Supplied records:
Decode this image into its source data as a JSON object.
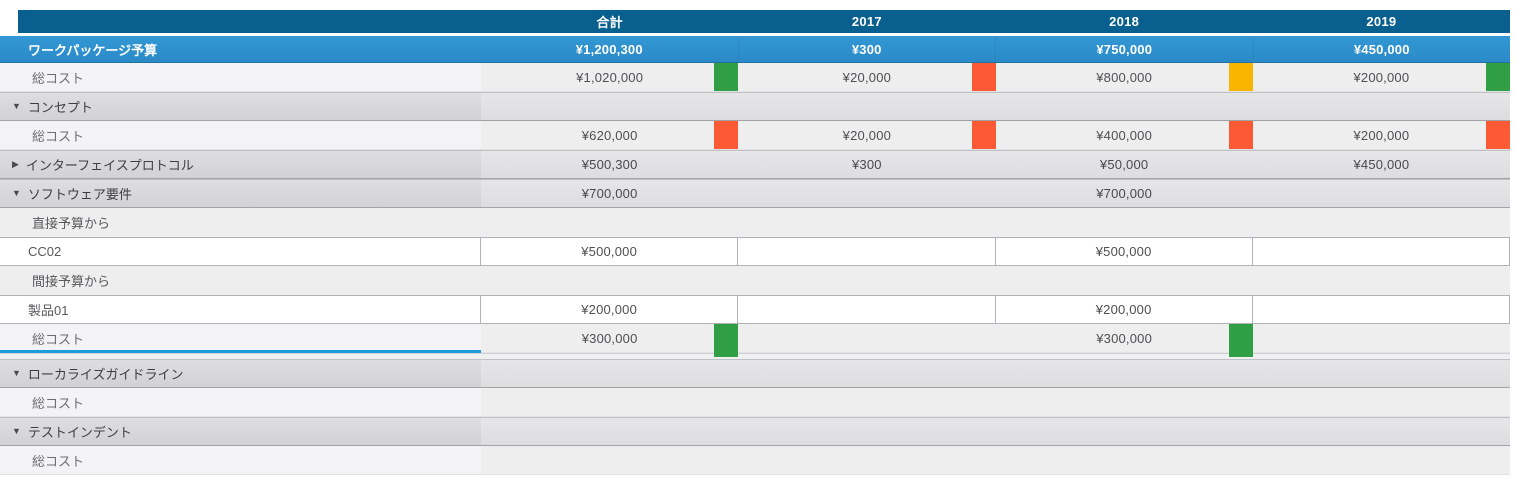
{
  "colors": {
    "header_blue": "#095f8d",
    "budget_row_blue": "#2e92cf",
    "status_green": "#2f9e44",
    "status_red": "#fb5a35",
    "status_yellow": "#f9b400",
    "selection_blue": "#1b9cd8"
  },
  "table": {
    "columns": [
      "合計",
      "2017",
      "2018",
      "2019"
    ],
    "rows": [
      {
        "id": "work-package-budget",
        "type": "budget",
        "label": "ワークパッケージ予算",
        "values": [
          "¥1,200,300",
          "¥300",
          "¥750,000",
          "¥450,000"
        ],
        "indicators": [
          null,
          null,
          null,
          null
        ]
      },
      {
        "id": "total-cost-summary",
        "type": "total",
        "label": "総コスト",
        "values": [
          "¥1,020,000",
          "¥20,000",
          "¥800,000",
          "¥200,000"
        ],
        "indicators": [
          "green",
          "red",
          "yellow",
          "green"
        ]
      },
      {
        "id": "group-concept",
        "type": "group",
        "expanded": true,
        "label": "コンセプト",
        "values": [
          "",
          "",
          "",
          ""
        ],
        "indicators": [
          null,
          null,
          null,
          null
        ]
      },
      {
        "id": "total-cost-concept",
        "type": "total",
        "label": "総コスト",
        "values": [
          "¥620,000",
          "¥20,000",
          "¥400,000",
          "¥200,000"
        ],
        "indicators": [
          "red",
          "red",
          "red",
          "red"
        ]
      },
      {
        "id": "group-interface-protocol",
        "type": "group",
        "expanded": false,
        "label": "インターフェイスプロトコル",
        "values": [
          "¥500,300",
          "¥300",
          "¥50,000",
          "¥450,000"
        ],
        "indicators": [
          null,
          null,
          null,
          null
        ]
      },
      {
        "id": "group-software-requirements",
        "type": "group",
        "expanded": true,
        "label": "ソフトウェア要件",
        "values": [
          "¥700,000",
          "",
          "¥700,000",
          ""
        ],
        "indicators": [
          null,
          null,
          null,
          null
        ]
      },
      {
        "id": "subheader-direct-budget",
        "type": "subheader",
        "label": "直接予算から",
        "values": [
          "",
          "",
          "",
          ""
        ],
        "indicators": [
          null,
          null,
          null,
          null
        ]
      },
      {
        "id": "entry-cc02",
        "type": "input",
        "label": "CC02",
        "values": [
          "¥500,000",
          "",
          "¥500,000",
          ""
        ],
        "indicators": [
          null,
          null,
          null,
          null
        ]
      },
      {
        "id": "subheader-indirect-budget",
        "type": "subheader",
        "label": "間接予算から",
        "values": [
          "",
          "",
          "",
          ""
        ],
        "indicators": [
          null,
          null,
          null,
          null
        ]
      },
      {
        "id": "entry-product01",
        "type": "input",
        "label": "製品01",
        "values": [
          "¥200,000",
          "",
          "¥200,000",
          ""
        ],
        "indicators": [
          null,
          null,
          null,
          null
        ]
      },
      {
        "id": "total-cost-software",
        "type": "total",
        "selected": true,
        "label": "総コスト",
        "values": [
          "¥300,000",
          "",
          "¥300,000",
          ""
        ],
        "indicators": [
          "green",
          null,
          "green",
          null
        ],
        "bleed": true
      },
      {
        "id": "separator",
        "type": "separator"
      },
      {
        "id": "group-localization-guideline",
        "type": "group",
        "expanded": true,
        "label": "ローカライズガイドライン",
        "values": [
          "",
          "",
          "",
          ""
        ],
        "indicators": [
          null,
          null,
          null,
          null
        ]
      },
      {
        "id": "total-cost-localization",
        "type": "total",
        "label": "総コスト",
        "values": [
          "",
          "",
          "",
          ""
        ],
        "indicators": [
          null,
          null,
          null,
          null
        ]
      },
      {
        "id": "group-test-indent",
        "type": "group",
        "expanded": true,
        "label": "テストインデント",
        "values": [
          "",
          "",
          "",
          ""
        ],
        "indicators": [
          null,
          null,
          null,
          null
        ]
      },
      {
        "id": "total-cost-test",
        "type": "total",
        "label": "総コスト",
        "values": [
          "",
          "",
          "",
          ""
        ],
        "indicators": [
          null,
          null,
          null,
          null
        ]
      }
    ]
  },
  "icons": {
    "expanded_triangle": "▼",
    "collapsed_triangle": "▶"
  }
}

Required work: Extract, from the material above, each line holding the word "cost".

Correct response:
        "id": "total-cost-summary",
        "id": "total-cost-concept",
        "id": "total-cost-software",
        "id": "total-cost-localization",
        "id": "total-cost-test",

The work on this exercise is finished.